> [ACTION ITEM]
Show each line of the data below that has the string "även" in it.

(Dataset rows of page text)
--

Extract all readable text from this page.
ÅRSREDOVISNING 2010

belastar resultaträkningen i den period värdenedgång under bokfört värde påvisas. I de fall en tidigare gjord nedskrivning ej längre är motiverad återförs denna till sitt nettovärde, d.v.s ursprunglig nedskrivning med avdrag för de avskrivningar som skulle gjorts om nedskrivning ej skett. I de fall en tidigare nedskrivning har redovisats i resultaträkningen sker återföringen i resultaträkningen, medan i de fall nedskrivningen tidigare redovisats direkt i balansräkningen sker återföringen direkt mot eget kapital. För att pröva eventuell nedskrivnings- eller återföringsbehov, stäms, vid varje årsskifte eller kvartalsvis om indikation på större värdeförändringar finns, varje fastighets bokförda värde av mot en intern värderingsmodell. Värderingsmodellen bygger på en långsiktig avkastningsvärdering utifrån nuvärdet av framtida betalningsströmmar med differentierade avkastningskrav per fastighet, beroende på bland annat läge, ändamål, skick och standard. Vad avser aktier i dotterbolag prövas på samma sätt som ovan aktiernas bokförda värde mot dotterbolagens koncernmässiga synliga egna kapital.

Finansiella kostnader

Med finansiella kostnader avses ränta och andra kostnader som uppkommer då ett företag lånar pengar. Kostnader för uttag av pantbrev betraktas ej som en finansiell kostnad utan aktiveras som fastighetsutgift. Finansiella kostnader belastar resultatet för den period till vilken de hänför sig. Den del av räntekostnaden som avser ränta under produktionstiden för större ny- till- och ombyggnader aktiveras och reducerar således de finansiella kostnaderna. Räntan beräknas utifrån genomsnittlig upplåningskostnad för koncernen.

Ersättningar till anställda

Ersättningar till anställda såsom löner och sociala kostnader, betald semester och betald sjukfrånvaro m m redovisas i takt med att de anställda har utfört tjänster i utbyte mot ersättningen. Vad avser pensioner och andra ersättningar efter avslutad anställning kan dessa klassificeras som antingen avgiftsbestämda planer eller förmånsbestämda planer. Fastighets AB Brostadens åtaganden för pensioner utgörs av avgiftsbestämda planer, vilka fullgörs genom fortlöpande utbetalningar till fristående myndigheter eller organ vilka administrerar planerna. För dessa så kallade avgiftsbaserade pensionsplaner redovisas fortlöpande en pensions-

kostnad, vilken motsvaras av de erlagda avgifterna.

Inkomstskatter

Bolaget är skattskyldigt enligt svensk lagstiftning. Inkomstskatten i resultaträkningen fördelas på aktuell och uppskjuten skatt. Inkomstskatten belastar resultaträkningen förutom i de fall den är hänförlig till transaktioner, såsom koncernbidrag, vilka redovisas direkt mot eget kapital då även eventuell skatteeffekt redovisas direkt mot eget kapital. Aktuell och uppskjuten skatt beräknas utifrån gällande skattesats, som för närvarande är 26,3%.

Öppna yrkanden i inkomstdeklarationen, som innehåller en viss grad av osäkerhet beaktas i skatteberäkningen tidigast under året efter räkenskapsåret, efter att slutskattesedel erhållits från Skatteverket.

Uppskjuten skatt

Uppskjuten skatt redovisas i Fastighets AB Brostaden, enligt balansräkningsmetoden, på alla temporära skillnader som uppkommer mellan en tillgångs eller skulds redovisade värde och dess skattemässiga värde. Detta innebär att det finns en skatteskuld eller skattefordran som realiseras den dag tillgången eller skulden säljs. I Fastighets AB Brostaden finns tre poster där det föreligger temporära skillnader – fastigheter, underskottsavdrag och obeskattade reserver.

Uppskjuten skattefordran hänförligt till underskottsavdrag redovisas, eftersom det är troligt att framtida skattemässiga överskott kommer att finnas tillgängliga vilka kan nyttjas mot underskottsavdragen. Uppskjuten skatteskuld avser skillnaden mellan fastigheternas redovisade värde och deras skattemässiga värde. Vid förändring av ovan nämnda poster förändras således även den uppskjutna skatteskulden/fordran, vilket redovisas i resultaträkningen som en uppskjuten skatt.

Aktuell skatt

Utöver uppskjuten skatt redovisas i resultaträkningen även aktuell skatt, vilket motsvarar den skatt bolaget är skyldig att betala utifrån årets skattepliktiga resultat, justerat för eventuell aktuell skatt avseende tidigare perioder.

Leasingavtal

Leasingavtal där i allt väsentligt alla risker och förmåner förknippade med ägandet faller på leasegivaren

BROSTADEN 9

--

> [THE COMPLETED TASK]
Bolaget är skattskyldigt enligt svensk lagstiftning. Inkomstskatten i resultaträkningen fördelas på aktuell och uppskjuten skatt. Inkomstskatten belastar resultaträkningen förutom i de fall den är hänförlig till transaktioner, såsom koncernbidrag, vilka redovisas direkt mot eget kapital då även eventuell skatteeffekt redovisas direkt mot eget kapital. Aktuell och uppskjuten skatt beräknas utifrån gällande skattesats, som för närvarande är 26,3%.
Uppskjuten skattefordran hänförligt till underskottsavdrag redovisas, eftersom det är troligt att framtida skattemässiga överskott kommer att finnas tillgängliga vilka kan nyttjas mot underskottsavdragen. Uppskjuten skatteskuld avser skillnaden mellan fastigheternas redovisade värde och deras skattemässiga värde. Vid förändring av ovan nämnda poster förändras således även den uppskjutna skatteskulden/fordran, vilket redovisas i resultaträkningen som en uppskjuten skatt.
Utöver uppskjuten skatt redovisas i resultaträkningen även aktuell skatt, vilket motsvarar den skatt bolaget är skyldig att betala utifrån årets skattepliktiga resultat, justerat för eventuell aktuell skatt avseende tidigare perioder.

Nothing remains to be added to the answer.